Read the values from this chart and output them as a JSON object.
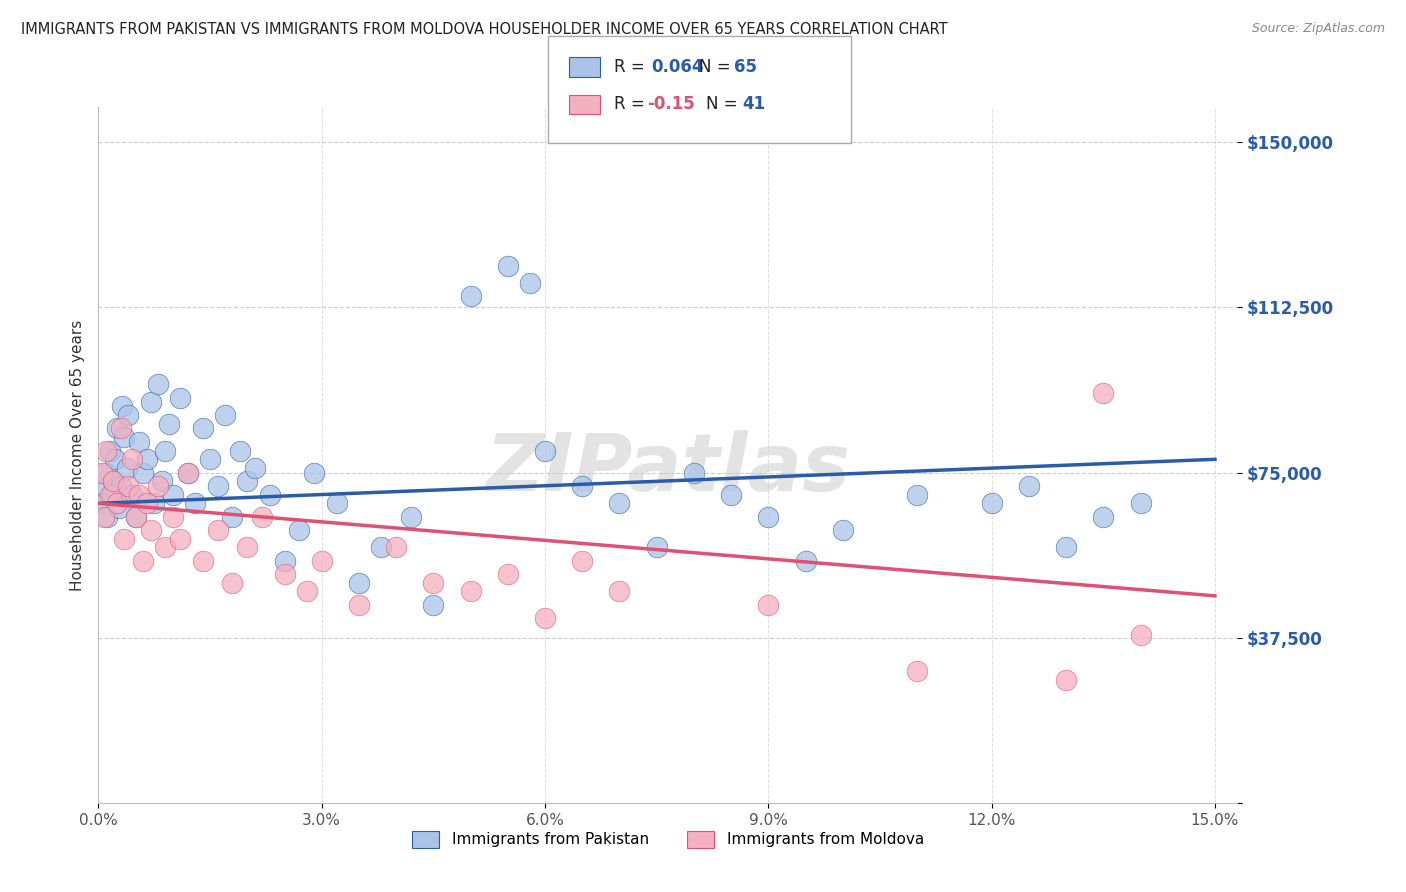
{
  "title": "IMMIGRANTS FROM PAKISTAN VS IMMIGRANTS FROM MOLDOVA HOUSEHOLDER INCOME OVER 65 YEARS CORRELATION CHART",
  "source": "Source: ZipAtlas.com",
  "ylabel": "Householder Income Over 65 years",
  "xlabel_ticks": [
    "0.0%",
    "3.0%",
    "6.0%",
    "9.0%",
    "12.0%",
    "15.0%"
  ],
  "xlabel_vals": [
    0.0,
    3.0,
    6.0,
    9.0,
    12.0,
    15.0
  ],
  "ylabel_labels": [
    "",
    "$37,500",
    "$75,000",
    "$112,500",
    "$150,000"
  ],
  "ylabel_vals": [
    0,
    37500,
    75000,
    112500,
    150000
  ],
  "xlim": [
    0,
    15.3
  ],
  "ylim": [
    0,
    158000
  ],
  "pakistan_R": 0.064,
  "pakistan_N": 65,
  "moldova_R": -0.15,
  "moldova_N": 41,
  "pakistan_color": "#aac4e8",
  "moldova_color": "#f4afc0",
  "pakistan_line_color": "#2a5caa",
  "moldova_line_color": "#e05070",
  "watermark": "ZIPatlas",
  "pak_line_x0": 0,
  "pak_line_y0": 68000,
  "pak_line_x1": 15,
  "pak_line_y1": 78000,
  "mol_line_x0": 0,
  "mol_line_y0": 68000,
  "mol_line_x1": 15,
  "mol_line_y1": 47000,
  "pak_x": [
    0.05,
    0.08,
    0.1,
    0.12,
    0.15,
    0.18,
    0.2,
    0.22,
    0.25,
    0.28,
    0.3,
    0.32,
    0.35,
    0.38,
    0.4,
    0.45,
    0.5,
    0.55,
    0.6,
    0.65,
    0.7,
    0.75,
    0.8,
    0.85,
    0.9,
    0.95,
    1.0,
    1.1,
    1.2,
    1.3,
    1.4,
    1.5,
    1.6,
    1.7,
    1.8,
    1.9,
    2.0,
    2.1,
    2.3,
    2.5,
    2.7,
    2.9,
    3.2,
    3.5,
    3.8,
    4.2,
    4.5,
    5.0,
    5.5,
    5.8,
    6.0,
    6.5,
    7.0,
    7.5,
    8.0,
    8.5,
    9.0,
    9.5,
    10.0,
    11.0,
    12.0,
    12.5,
    13.0,
    13.5,
    14.0
  ],
  "pak_y": [
    72000,
    68000,
    75000,
    65000,
    80000,
    70000,
    73000,
    78000,
    85000,
    67000,
    72000,
    90000,
    83000,
    76000,
    88000,
    70000,
    65000,
    82000,
    75000,
    78000,
    91000,
    68000,
    95000,
    73000,
    80000,
    86000,
    70000,
    92000,
    75000,
    68000,
    85000,
    78000,
    72000,
    88000,
    65000,
    80000,
    73000,
    76000,
    70000,
    55000,
    62000,
    75000,
    68000,
    50000,
    58000,
    65000,
    45000,
    115000,
    122000,
    118000,
    80000,
    72000,
    68000,
    58000,
    75000,
    70000,
    65000,
    55000,
    62000,
    70000,
    68000,
    72000,
    58000,
    65000,
    68000
  ],
  "mol_x": [
    0.05,
    0.08,
    0.1,
    0.15,
    0.2,
    0.25,
    0.3,
    0.35,
    0.4,
    0.45,
    0.5,
    0.55,
    0.6,
    0.65,
    0.7,
    0.8,
    0.9,
    1.0,
    1.1,
    1.2,
    1.4,
    1.6,
    1.8,
    2.0,
    2.2,
    2.5,
    2.8,
    3.0,
    3.5,
    4.0,
    4.5,
    5.0,
    5.5,
    6.0,
    6.5,
    7.0,
    9.0,
    11.0,
    13.0,
    13.5,
    14.0
  ],
  "mol_y": [
    75000,
    65000,
    80000,
    70000,
    73000,
    68000,
    85000,
    60000,
    72000,
    78000,
    65000,
    70000,
    55000,
    68000,
    62000,
    72000,
    58000,
    65000,
    60000,
    75000,
    55000,
    62000,
    50000,
    58000,
    65000,
    52000,
    48000,
    55000,
    45000,
    58000,
    50000,
    48000,
    52000,
    42000,
    55000,
    48000,
    45000,
    30000,
    28000,
    93000,
    38000
  ]
}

__________________________________________________

* Written request:
Print all the records again exactly; do not include any picture.

* Result of this task:
Read the values from this chart and output them as a JSON object.
{
  "title": "IMMIGRANTS FROM PAKISTAN VS IMMIGRANTS FROM MOLDOVA HOUSEHOLDER INCOME OVER 65 YEARS CORRELATION CHART",
  "source": "Source: ZipAtlas.com",
  "ylabel": "Householder Income Over 65 years",
  "xlabel_ticks": [
    "0.0%",
    "3.0%",
    "6.0%",
    "9.0%",
    "12.0%",
    "15.0%"
  ],
  "xlabel_vals": [
    0.0,
    3.0,
    6.0,
    9.0,
    12.0,
    15.0
  ],
  "ylabel_labels": [
    "",
    "$37,500",
    "$75,000",
    "$112,500",
    "$150,000"
  ],
  "ylabel_vals": [
    0,
    37500,
    75000,
    112500,
    150000
  ],
  "xlim": [
    0,
    15.3
  ],
  "ylim": [
    0,
    158000
  ],
  "pakistan_R": 0.064,
  "pakistan_N": 65,
  "moldova_R": -0.15,
  "moldova_N": 41,
  "pakistan_color": "#aac4e8",
  "moldova_color": "#f4afc0",
  "pakistan_line_color": "#2a5caa",
  "moldova_line_color": "#e05070",
  "watermark": "ZIPatlas",
  "pak_line_x0": 0,
  "pak_line_y0": 68000,
  "pak_line_x1": 15,
  "pak_line_y1": 78000,
  "mol_line_x0": 0,
  "mol_line_y0": 68000,
  "mol_line_x1": 15,
  "mol_line_y1": 47000,
  "pak_x": [
    0.05,
    0.08,
    0.1,
    0.12,
    0.15,
    0.18,
    0.2,
    0.22,
    0.25,
    0.28,
    0.3,
    0.32,
    0.35,
    0.38,
    0.4,
    0.45,
    0.5,
    0.55,
    0.6,
    0.65,
    0.7,
    0.75,
    0.8,
    0.85,
    0.9,
    0.95,
    1.0,
    1.1,
    1.2,
    1.3,
    1.4,
    1.5,
    1.6,
    1.7,
    1.8,
    1.9,
    2.0,
    2.1,
    2.3,
    2.5,
    2.7,
    2.9,
    3.2,
    3.5,
    3.8,
    4.2,
    4.5,
    5.0,
    5.5,
    5.8,
    6.0,
    6.5,
    7.0,
    7.5,
    8.0,
    8.5,
    9.0,
    9.5,
    10.0,
    11.0,
    12.0,
    12.5,
    13.0,
    13.5,
    14.0
  ],
  "pak_y": [
    72000,
    68000,
    75000,
    65000,
    80000,
    70000,
    73000,
    78000,
    85000,
    67000,
    72000,
    90000,
    83000,
    76000,
    88000,
    70000,
    65000,
    82000,
    75000,
    78000,
    91000,
    68000,
    95000,
    73000,
    80000,
    86000,
    70000,
    92000,
    75000,
    68000,
    85000,
    78000,
    72000,
    88000,
    65000,
    80000,
    73000,
    76000,
    70000,
    55000,
    62000,
    75000,
    68000,
    50000,
    58000,
    65000,
    45000,
    115000,
    122000,
    118000,
    80000,
    72000,
    68000,
    58000,
    75000,
    70000,
    65000,
    55000,
    62000,
    70000,
    68000,
    72000,
    58000,
    65000,
    68000
  ],
  "mol_x": [
    0.05,
    0.08,
    0.1,
    0.15,
    0.2,
    0.25,
    0.3,
    0.35,
    0.4,
    0.45,
    0.5,
    0.55,
    0.6,
    0.65,
    0.7,
    0.8,
    0.9,
    1.0,
    1.1,
    1.2,
    1.4,
    1.6,
    1.8,
    2.0,
    2.2,
    2.5,
    2.8,
    3.0,
    3.5,
    4.0,
    4.5,
    5.0,
    5.5,
    6.0,
    6.5,
    7.0,
    9.0,
    11.0,
    13.0,
    13.5,
    14.0
  ],
  "mol_y": [
    75000,
    65000,
    80000,
    70000,
    73000,
    68000,
    85000,
    60000,
    72000,
    78000,
    65000,
    70000,
    55000,
    68000,
    62000,
    72000,
    58000,
    65000,
    60000,
    75000,
    55000,
    62000,
    50000,
    58000,
    65000,
    52000,
    48000,
    55000,
    45000,
    58000,
    50000,
    48000,
    52000,
    42000,
    55000,
    48000,
    45000,
    30000,
    28000,
    93000,
    38000
  ]
}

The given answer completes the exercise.